#### MATERIAL PROVIDED ####

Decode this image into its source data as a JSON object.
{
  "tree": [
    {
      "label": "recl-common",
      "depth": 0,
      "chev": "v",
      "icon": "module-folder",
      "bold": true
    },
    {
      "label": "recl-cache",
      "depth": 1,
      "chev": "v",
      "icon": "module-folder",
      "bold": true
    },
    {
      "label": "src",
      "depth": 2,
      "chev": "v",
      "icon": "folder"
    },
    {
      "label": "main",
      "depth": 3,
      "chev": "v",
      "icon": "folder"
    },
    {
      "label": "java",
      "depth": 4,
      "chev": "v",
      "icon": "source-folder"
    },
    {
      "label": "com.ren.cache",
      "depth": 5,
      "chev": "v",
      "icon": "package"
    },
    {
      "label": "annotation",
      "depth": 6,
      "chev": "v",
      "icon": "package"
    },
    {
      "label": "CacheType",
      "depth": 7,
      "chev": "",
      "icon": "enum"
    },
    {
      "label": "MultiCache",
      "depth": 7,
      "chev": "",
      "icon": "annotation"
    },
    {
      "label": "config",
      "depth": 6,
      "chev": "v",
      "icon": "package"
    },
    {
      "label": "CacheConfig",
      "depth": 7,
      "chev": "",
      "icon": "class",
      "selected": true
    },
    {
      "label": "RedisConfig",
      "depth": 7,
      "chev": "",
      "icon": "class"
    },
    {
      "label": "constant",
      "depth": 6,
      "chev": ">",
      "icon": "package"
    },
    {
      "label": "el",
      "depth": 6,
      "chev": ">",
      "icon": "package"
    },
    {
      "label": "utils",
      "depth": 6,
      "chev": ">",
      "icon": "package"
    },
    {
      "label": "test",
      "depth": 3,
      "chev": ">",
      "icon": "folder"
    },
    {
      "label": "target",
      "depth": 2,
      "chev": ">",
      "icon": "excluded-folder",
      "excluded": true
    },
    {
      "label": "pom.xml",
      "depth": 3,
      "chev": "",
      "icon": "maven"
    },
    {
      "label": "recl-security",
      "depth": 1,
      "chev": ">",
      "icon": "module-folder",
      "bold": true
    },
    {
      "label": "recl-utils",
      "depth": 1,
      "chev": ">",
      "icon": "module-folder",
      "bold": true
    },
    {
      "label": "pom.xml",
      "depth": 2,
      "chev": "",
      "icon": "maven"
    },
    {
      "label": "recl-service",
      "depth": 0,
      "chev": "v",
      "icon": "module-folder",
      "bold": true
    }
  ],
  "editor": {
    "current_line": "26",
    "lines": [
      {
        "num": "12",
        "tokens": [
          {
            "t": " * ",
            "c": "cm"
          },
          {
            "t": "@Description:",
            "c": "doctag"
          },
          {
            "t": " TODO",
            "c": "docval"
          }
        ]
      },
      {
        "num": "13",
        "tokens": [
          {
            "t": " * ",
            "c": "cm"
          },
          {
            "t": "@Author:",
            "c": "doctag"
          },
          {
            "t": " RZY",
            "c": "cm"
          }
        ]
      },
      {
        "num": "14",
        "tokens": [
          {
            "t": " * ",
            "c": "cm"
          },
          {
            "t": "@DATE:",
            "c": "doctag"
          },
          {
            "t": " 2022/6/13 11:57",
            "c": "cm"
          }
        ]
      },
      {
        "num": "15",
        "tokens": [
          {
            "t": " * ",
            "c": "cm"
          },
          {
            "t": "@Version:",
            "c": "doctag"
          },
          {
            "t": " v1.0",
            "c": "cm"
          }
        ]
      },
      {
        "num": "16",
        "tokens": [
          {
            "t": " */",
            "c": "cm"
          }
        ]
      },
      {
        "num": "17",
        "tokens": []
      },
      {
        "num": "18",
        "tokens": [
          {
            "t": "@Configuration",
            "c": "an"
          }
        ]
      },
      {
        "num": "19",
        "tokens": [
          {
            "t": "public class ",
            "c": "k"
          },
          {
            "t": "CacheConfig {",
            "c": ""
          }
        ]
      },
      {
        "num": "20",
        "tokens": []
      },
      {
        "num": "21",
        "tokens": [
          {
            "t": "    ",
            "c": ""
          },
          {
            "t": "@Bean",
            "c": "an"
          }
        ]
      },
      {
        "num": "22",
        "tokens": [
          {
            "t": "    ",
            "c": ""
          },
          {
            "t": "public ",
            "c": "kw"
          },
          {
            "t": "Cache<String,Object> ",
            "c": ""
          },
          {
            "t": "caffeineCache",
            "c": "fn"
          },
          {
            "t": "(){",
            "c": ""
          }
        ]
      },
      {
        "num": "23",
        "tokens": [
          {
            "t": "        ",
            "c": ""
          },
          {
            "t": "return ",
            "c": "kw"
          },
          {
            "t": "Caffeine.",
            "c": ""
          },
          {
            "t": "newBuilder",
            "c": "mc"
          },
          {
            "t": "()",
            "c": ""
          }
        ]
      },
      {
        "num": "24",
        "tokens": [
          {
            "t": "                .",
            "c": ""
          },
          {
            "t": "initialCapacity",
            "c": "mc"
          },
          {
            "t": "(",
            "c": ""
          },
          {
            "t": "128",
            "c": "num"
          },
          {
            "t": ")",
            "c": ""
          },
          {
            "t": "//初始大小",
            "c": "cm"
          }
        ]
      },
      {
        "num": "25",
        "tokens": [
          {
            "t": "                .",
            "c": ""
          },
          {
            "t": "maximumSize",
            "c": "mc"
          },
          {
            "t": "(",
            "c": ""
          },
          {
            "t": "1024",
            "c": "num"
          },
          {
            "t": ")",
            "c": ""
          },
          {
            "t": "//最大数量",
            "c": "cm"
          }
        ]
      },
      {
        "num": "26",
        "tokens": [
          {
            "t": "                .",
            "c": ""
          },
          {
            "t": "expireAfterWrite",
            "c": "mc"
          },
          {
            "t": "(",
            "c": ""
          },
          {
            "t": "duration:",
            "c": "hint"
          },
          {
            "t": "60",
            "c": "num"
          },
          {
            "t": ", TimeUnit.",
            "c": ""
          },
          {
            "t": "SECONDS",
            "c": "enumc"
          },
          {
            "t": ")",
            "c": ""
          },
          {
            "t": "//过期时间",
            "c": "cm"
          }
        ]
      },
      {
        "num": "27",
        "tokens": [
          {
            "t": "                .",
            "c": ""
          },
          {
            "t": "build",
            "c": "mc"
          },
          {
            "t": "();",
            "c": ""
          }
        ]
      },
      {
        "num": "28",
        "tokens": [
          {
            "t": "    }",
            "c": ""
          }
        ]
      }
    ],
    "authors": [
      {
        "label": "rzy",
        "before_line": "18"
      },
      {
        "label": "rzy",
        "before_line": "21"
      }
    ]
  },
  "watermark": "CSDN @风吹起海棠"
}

####

#### [WORK INSTRUCTIONS]
All of the material above needs to be retyped word for word.

#### [CORRECT RESPONSE]
Decode this image into its source data as a JSON object.
{
  "tree": [
    {
      "label": "recl-common",
      "depth": 0,
      "chev": "v",
      "icon": "module-folder",
      "bold": true
    },
    {
      "label": "recl-cache",
      "depth": 1,
      "chev": "v",
      "icon": "module-folder",
      "bold": true
    },
    {
      "label": "src",
      "depth": 2,
      "chev": "v",
      "icon": "folder"
    },
    {
      "label": "main",
      "depth": 3,
      "chev": "v",
      "icon": "folder"
    },
    {
      "label": "java",
      "depth": 4,
      "chev": "v",
      "icon": "source-folder"
    },
    {
      "label": "com.ren.cache",
      "depth": 5,
      "chev": "v",
      "icon": "package"
    },
    {
      "label": "annotation",
      "depth": 6,
      "chev": "v",
      "icon": "package"
    },
    {
      "label": "CacheType",
      "depth": 7,
      "chev": "",
      "icon": "enum"
    },
    {
      "label": "MultiCache",
      "depth": 7,
      "chev": "",
      "icon": "annotation"
    },
    {
      "label": "config",
      "depth": 6,
      "chev": "v",
      "icon": "package"
    },
    {
      "label": "CacheConfig",
      "depth": 7,
      "chev": "",
      "icon": "class",
      "selected": true
    },
    {
      "label": "RedisConfig",
      "depth": 7,
      "chev": "",
      "icon": "class"
    },
    {
      "label": "constant",
      "depth": 6,
      "chev": ">",
      "icon": "package"
    },
    {
      "label": "el",
      "depth": 6,
      "chev": ">",
      "icon": "package"
    },
    {
      "label": "utils",
      "depth": 6,
      "chev": ">",
      "icon": "package"
    },
    {
      "label": "test",
      "depth": 3,
      "chev": ">",
      "icon": "folder"
    },
    {
      "label": "target",
      "depth": 2,
      "chev": ">",
      "icon": "excluded-folder",
      "excluded": true
    },
    {
      "label": "pom.xml",
      "depth": 3,
      "chev": "",
      "icon": "maven"
    },
    {
      "label": "recl-security",
      "depth": 1,
      "chev": ">",
      "icon": "module-folder",
      "bold": true
    },
    {
      "label": "recl-utils",
      "depth": 1,
      "chev": ">",
      "icon": "module-folder",
      "bold": true
    },
    {
      "label": "pom.xml",
      "depth": 2,
      "chev": "",
      "icon": "maven"
    },
    {
      "label": "recl-service",
      "depth": 0,
      "chev": "v",
      "icon": "module-folder",
      "bold": true
    }
  ],
  "editor": {
    "current_line": "26",
    "lines": [
      {
        "num": "12",
        "tokens": [
          {
            "t": " * ",
            "c": "cm"
          },
          {
            "t": "@Description:",
            "c": "doctag"
          },
          {
            "t": " TODO",
            "c": "docval"
          }
        ]
      },
      {
        "num": "13",
        "tokens": [
          {
            "t": " * ",
            "c": "cm"
          },
          {
            "t": "@Author:",
            "c": "doctag"
          },
          {
            "t": " RZY",
            "c": "cm"
          }
        ]
      },
      {
        "num": "14",
        "tokens": [
          {
            "t": " * ",
            "c": "cm"
          },
          {
            "t": "@DATE:",
            "c": "doctag"
          },
          {
            "t": " 2022/6/13 11:57",
            "c": "cm"
          }
        ]
      },
      {
        "num": "15",
        "tokens": [
          {
            "t": " * ",
            "c": "cm"
          },
          {
            "t": "@Version:",
            "c": "doctag"
          },
          {
            "t": " v1.0",
            "c": "cm"
          }
        ]
      },
      {
        "num": "16",
        "tokens": [
          {
            "t": " */",
            "c": "cm"
          }
        ]
      },
      {
        "num": "17",
        "tokens": []
      },
      {
        "num": "18",
        "tokens": [
          {
            "t": "@Configuration",
            "c": "an"
          }
        ]
      },
      {
        "num": "19",
        "tokens": [
          {
            "t": "public class ",
            "c": "k"
          },
          {
            "t": "CacheConfig {",
            "c": ""
          }
        ]
      },
      {
        "num": "20",
        "tokens": []
      },
      {
        "num": "21",
        "tokens": [
          {
            "t": "    ",
            "c": ""
          },
          {
            "t": "@Bean",
            "c": "an"
          }
        ]
      },
      {
        "num": "22",
        "tokens": [
          {
            "t": "    ",
            "c": ""
          },
          {
            "t": "public ",
            "c": "kw"
          },
          {
            "t": "Cache<String,Object> ",
            "c": ""
          },
          {
            "t": "caffeineCache",
            "c": "fn"
          },
          {
            "t": "(){",
            "c": ""
          }
        ]
      },
      {
        "num": "23",
        "tokens": [
          {
            "t": "        ",
            "c": ""
          },
          {
            "t": "return ",
            "c": "kw"
          },
          {
            "t": "Caffeine.",
            "c": ""
          },
          {
            "t": "newBuilder",
            "c": "mc"
          },
          {
            "t": "()",
            "c": ""
          }
        ]
      },
      {
        "num": "24",
        "tokens": [
          {
            "t": "                .",
            "c": ""
          },
          {
            "t": "initialCapacity",
            "c": "mc"
          },
          {
            "t": "(",
            "c": ""
          },
          {
            "t": "128",
            "c": "num"
          },
          {
            "t": ")",
            "c": ""
          },
          {
            "t": "//初始大小",
            "c": "cm"
          }
        ]
      },
      {
        "num": "25",
        "tokens": [
          {
            "t": "                .",
            "c": ""
          },
          {
            "t": "maximumSize",
            "c": "mc"
          },
          {
            "t": "(",
            "c": ""
          },
          {
            "t": "1024",
            "c": "num"
          },
          {
            "t": ")",
            "c": ""
          },
          {
            "t": "//最大数量",
            "c": "cm"
          }
        ]
      },
      {
        "num": "26",
        "tokens": [
          {
            "t": "                .",
            "c": ""
          },
          {
            "t": "expireAfterWrite",
            "c": "mc"
          },
          {
            "t": "(",
            "c": ""
          },
          {
            "t": "duration:",
            "c": "hint"
          },
          {
            "t": "60",
            "c": "num"
          },
          {
            "t": ", TimeUnit.",
            "c": ""
          },
          {
            "t": "SECONDS",
            "c": "enumc"
          },
          {
            "t": ")",
            "c": ""
          },
          {
            "t": "//过期时间",
            "c": "cm"
          }
        ]
      },
      {
        "num": "27",
        "tokens": [
          {
            "t": "                .",
            "c": ""
          },
          {
            "t": "build",
            "c": "mc"
          },
          {
            "t": "();",
            "c": ""
          }
        ]
      },
      {
        "num": "28",
        "tokens": [
          {
            "t": "    }",
            "c": ""
          }
        ]
      }
    ],
    "authors": [
      {
        "label": "rzy",
        "before_line": "18"
      },
      {
        "label": "rzy",
        "before_line": "21"
      }
    ]
  },
  "watermark": "CSDN @风吹起海棠"
}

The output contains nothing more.